- _Quoted text_:

□ □ □

问题
I've been stuck on this for a week now i can't seem to solve it.
I have an arc which i can convert to a series of bezier curves quite easily when the arc is flat:
But i am struggling to work out how to find the bezier curves when the arc is a helix and the end tangents have different slopes.
This is as far as i have gotten so far:
As you can see each bezier curve has control points that are not on the right plane, and the start and end tangent (the red vectors in the second image) of the full arc is not factored in as i couldn't work out how to do it.
To find the flat version of the bezier slices from arcs i have this piece of code which certainly works fine for a flat arc:
// from https://pomax.github.io/bezierinfo/#circles_cubic
public CubicBezier ConvertArc(Vector3 origin, float radius, Vector3 from, Vector3 to, float angle)
{
var c = Math.Tan(angle * Mathf.Deg2Rad / 4f) * 4 / 3f * radius;
var c1 = from + (from - origin).Perp().normalized * c;
var c2 = to - (to - origin).Perp().normalized * c;
return new CubicBezier(from, c1, c2, to);
}
This is my current code to create each bezier cut:
//cut the arc in to bezier curves up to 90 degrees max
float cuts = _arc.totalAngle / 90f;
for (int i = 0; i < cuts; i++)

□ □ □

- _Entries contained in a dataset_:
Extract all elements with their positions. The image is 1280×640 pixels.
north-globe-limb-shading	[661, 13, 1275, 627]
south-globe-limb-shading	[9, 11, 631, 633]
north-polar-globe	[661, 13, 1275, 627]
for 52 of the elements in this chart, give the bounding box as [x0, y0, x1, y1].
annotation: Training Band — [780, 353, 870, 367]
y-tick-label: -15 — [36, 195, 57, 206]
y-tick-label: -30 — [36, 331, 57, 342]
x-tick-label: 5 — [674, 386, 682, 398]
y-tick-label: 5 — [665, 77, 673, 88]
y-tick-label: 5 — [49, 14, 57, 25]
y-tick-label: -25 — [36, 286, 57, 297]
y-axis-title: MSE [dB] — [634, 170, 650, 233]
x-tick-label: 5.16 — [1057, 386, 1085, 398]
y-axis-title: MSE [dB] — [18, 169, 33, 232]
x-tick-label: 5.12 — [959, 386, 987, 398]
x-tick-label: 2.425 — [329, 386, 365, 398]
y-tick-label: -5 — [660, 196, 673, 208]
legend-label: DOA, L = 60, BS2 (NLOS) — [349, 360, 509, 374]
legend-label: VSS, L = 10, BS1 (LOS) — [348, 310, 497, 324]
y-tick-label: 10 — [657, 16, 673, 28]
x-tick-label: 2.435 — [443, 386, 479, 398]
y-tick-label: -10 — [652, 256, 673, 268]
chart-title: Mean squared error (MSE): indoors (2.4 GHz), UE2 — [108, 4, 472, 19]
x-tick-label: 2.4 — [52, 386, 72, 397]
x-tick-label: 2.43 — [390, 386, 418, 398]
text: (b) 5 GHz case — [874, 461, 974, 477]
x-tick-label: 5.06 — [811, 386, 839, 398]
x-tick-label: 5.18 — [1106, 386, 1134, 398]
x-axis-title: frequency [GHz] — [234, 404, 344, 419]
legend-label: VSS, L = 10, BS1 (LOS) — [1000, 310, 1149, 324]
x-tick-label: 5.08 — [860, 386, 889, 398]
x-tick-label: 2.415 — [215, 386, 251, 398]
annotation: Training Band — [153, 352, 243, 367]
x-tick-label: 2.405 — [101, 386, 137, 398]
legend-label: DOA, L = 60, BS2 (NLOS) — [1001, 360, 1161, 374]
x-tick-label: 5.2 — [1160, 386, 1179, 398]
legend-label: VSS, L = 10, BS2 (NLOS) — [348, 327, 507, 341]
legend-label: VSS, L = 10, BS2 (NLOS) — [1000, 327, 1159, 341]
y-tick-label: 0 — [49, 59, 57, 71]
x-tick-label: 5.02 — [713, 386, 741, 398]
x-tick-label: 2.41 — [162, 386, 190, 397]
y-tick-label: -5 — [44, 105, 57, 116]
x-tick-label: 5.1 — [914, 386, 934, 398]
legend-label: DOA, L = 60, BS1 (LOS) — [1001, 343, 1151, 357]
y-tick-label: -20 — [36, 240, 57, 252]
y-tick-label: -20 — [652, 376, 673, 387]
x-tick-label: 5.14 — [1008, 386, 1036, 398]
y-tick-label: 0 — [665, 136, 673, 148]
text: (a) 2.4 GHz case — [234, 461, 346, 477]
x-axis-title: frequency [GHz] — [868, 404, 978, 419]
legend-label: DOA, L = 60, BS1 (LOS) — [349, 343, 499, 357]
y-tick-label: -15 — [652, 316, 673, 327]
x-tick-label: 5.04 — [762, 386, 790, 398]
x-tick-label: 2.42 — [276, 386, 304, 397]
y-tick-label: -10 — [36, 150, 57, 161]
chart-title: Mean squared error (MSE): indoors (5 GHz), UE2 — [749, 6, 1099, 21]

□ □ □

- _Set exercise 1_:
Answer the following about the forum post:
(a) How long has the poster been stuck on the problem?
(b) What color are the start and end tangent vectors in the second image?
(c) At most how many degrees does each bezier cut cover?
- _Set exercise 2_:
Reproduce the stretch of the forum post from "This is as far" through "to, float angle)".

- _Correct output 1_:
(a) A week.
(b) Red.
(c) 90 degrees.

- _Correct output 2_:
This is as far as i have gotten so far:
As you can see each bezier curve has control points that are not on the right plane, and the start and end tangent (the red vectors in the second image) of the full arc is not factored in as i couldn't work out how to do it.
To find the flat version of the bezier slices from arcs i have this piece of code which certainly works fine for a flat arc:
// from https://pomax.github.io/bezierinfo/#circles_cubic
public CubicBezier ConvertArc(Vector3 origin, float radius, Vector3 from, Vector3 to, float angle)